> [Task to carry out]: Every line that contains the word "kind" should be copied.

> [Available data]:
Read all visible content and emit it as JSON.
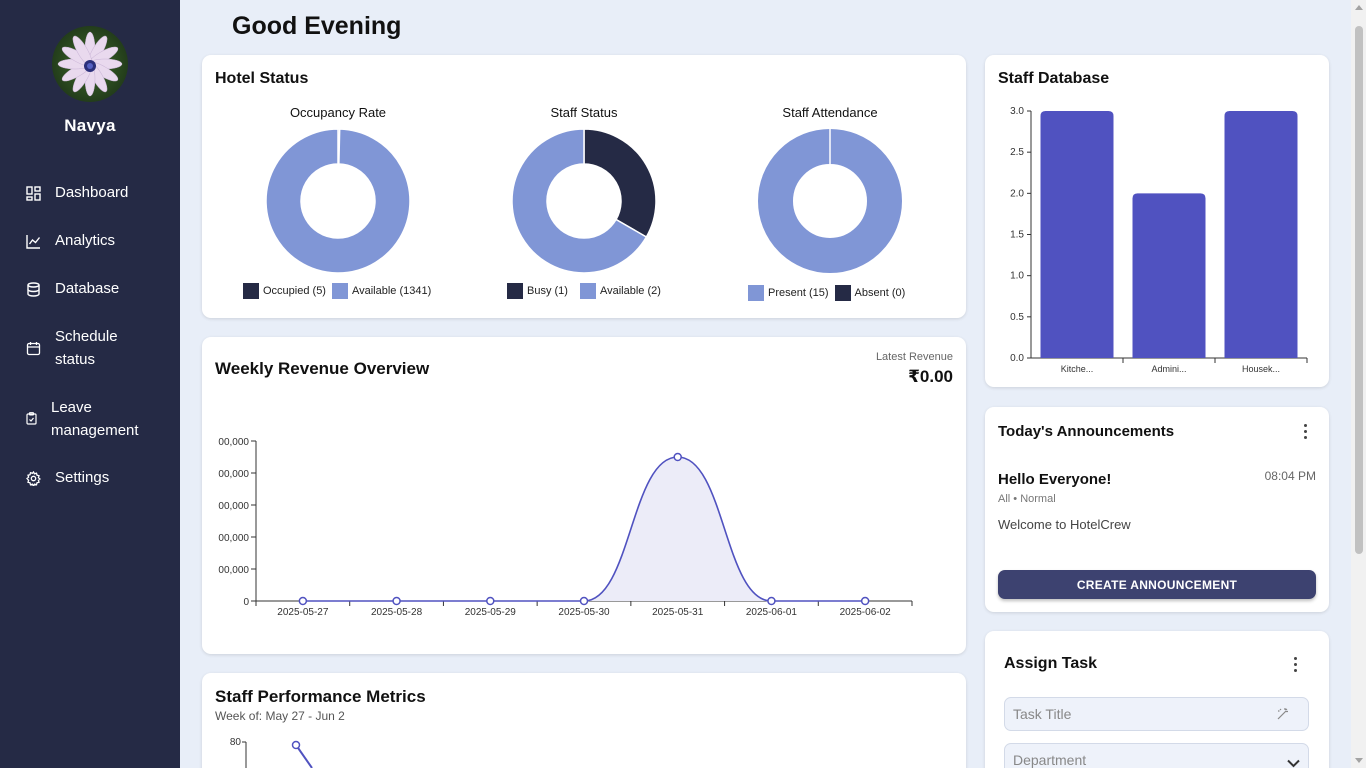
{
  "sidebar": {
    "user_name": "Navya",
    "items": [
      {
        "label": "Dashboard",
        "icon": "dashboard-icon"
      },
      {
        "label": "Analytics",
        "icon": "chart-icon"
      },
      {
        "label": "Database",
        "icon": "database-icon"
      },
      {
        "label": "Schedule status",
        "icon": "calendar-icon"
      },
      {
        "label": "Leave management",
        "icon": "clipboard-icon"
      },
      {
        "label": "Settings",
        "icon": "gear-icon"
      }
    ]
  },
  "greeting": "Good Evening",
  "hotel_status": {
    "title": "Hotel Status",
    "occupancy": {
      "title": "Occupancy Rate",
      "legend": [
        "Occupied (5)",
        "Available (1341)"
      ]
    },
    "staff_status": {
      "title": "Staff Status",
      "legend": [
        "Busy (1)",
        "Available (2)"
      ]
    },
    "attendance": {
      "title": "Staff Attendance",
      "legend": [
        "Present (15)",
        "Absent (0)"
      ]
    }
  },
  "staff_database": {
    "title": "Staff Database"
  },
  "revenue": {
    "title": "Weekly Revenue Overview",
    "latest_label": "Latest Revenue",
    "latest_value": "₹0.00"
  },
  "performance": {
    "title": "Staff Performance Metrics",
    "subtitle": "Week of: May 27 - Jun 2"
  },
  "announcements": {
    "title": "Today's Announcements",
    "item": {
      "heading": "Hello Everyone!",
      "time": "08:04 PM",
      "meta": "All • Normal",
      "body": "Welcome to HotelCrew"
    },
    "button": "CREATE ANNOUNCEMENT"
  },
  "assign_task": {
    "title": "Assign Task",
    "title_placeholder": "Task Title",
    "department_placeholder": "Department"
  },
  "colors": {
    "sidebar": "#252a45",
    "dark": "#252a45",
    "light": "#8096d6",
    "bar": "#5052c0",
    "accent": "#3d4270"
  },
  "chart_data": [
    {
      "type": "pie",
      "title": "Occupancy Rate",
      "labels": [
        "Occupied",
        "Available"
      ],
      "values": [
        5,
        1341
      ]
    },
    {
      "type": "pie",
      "title": "Staff Status",
      "labels": [
        "Busy",
        "Available"
      ],
      "values": [
        1,
        2
      ]
    },
    {
      "type": "pie",
      "title": "Staff Attendance",
      "labels": [
        "Present",
        "Absent"
      ],
      "values": [
        15,
        0
      ]
    },
    {
      "type": "bar",
      "title": "Staff Database",
      "categories": [
        "Kitche...",
        "Admini...",
        "Housek..."
      ],
      "values": [
        3,
        2,
        3
      ],
      "yticks": [
        "0.0",
        "0.5",
        "1.0",
        "1.5",
        "2.0",
        "2.5",
        "3.0"
      ],
      "ylim": [
        0,
        3
      ]
    },
    {
      "type": "area",
      "title": "Weekly Revenue Overview",
      "x": [
        "2025-05-27",
        "2025-05-28",
        "2025-05-29",
        "2025-05-30",
        "2025-05-31",
        "2025-06-01",
        "2025-06-02"
      ],
      "values": [
        0,
        0,
        0,
        0,
        45000,
        0,
        0
      ],
      "yticks": [
        "0",
        "00,000",
        "00,000",
        "00,000",
        "00,000",
        "00,000"
      ],
      "ylim": [
        0,
        50000
      ]
    },
    {
      "type": "line",
      "title": "Staff Performance Metrics",
      "yticks": [
        "80"
      ]
    }
  ]
}
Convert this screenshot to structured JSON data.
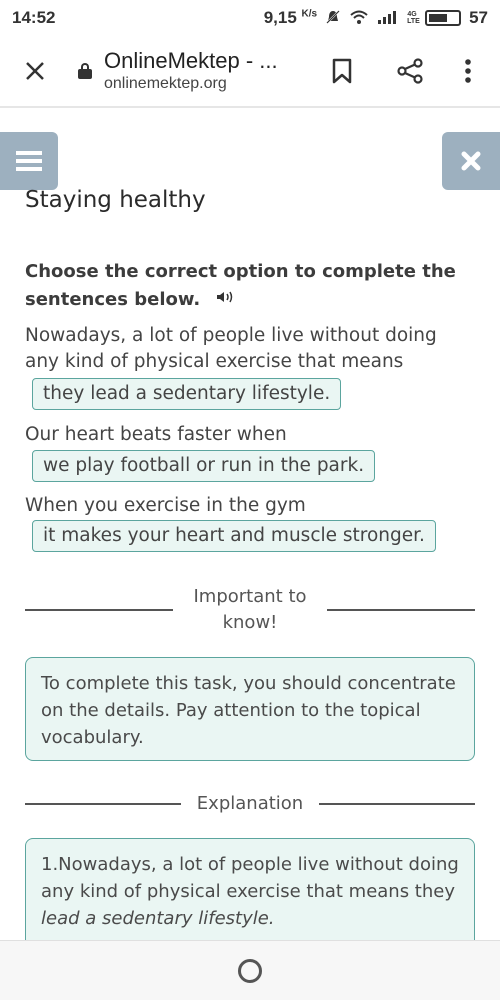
{
  "status_bar": {
    "time": "14:52",
    "speed": "9,15",
    "speed_unit": "K/s",
    "network_type_top": "4G",
    "network_type_bottom": "LTE",
    "battery": "57"
  },
  "browser": {
    "title": "OnlineMektep - ...",
    "url": "onlinemektep.org"
  },
  "page": {
    "heading": "Staying healthy",
    "task": "Choose the correct option to complete the sentences below.",
    "sentences": [
      {
        "text": "Nowadays, a lot of people live without doing any kind of physical exercise that means",
        "answer": "they lead a sedentary lifestyle."
      },
      {
        "text": "Our heart beats faster when",
        "answer": "we play football or run in the park."
      },
      {
        "text": "When you exercise in the gym",
        "answer": "it makes your heart and muscle stronger."
      }
    ],
    "important_label": "Important to know!",
    "important_text": "To complete this task, you should concentrate on the details. Pay attention to the topical vocabulary.",
    "explanation_label": "Explanation",
    "explanation_prefix": "1.Nowadays, a lot of people live without doing any kind of physical exercise that means they ",
    "explanation_italic": "lead a sedentary lifestyle."
  },
  "colors": {
    "accent_border": "#5ba59e",
    "accent_bg": "#eaf6f3",
    "side_button": "#9db0bf"
  }
}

> [Result of the exercise]:
        "text": "Nowadays, a lot of people live without doing any kind of physical exercise that means",
    "explanation_prefix": "1.Nowadays, a lot of people live without doing any kind of physical exercise that means they ",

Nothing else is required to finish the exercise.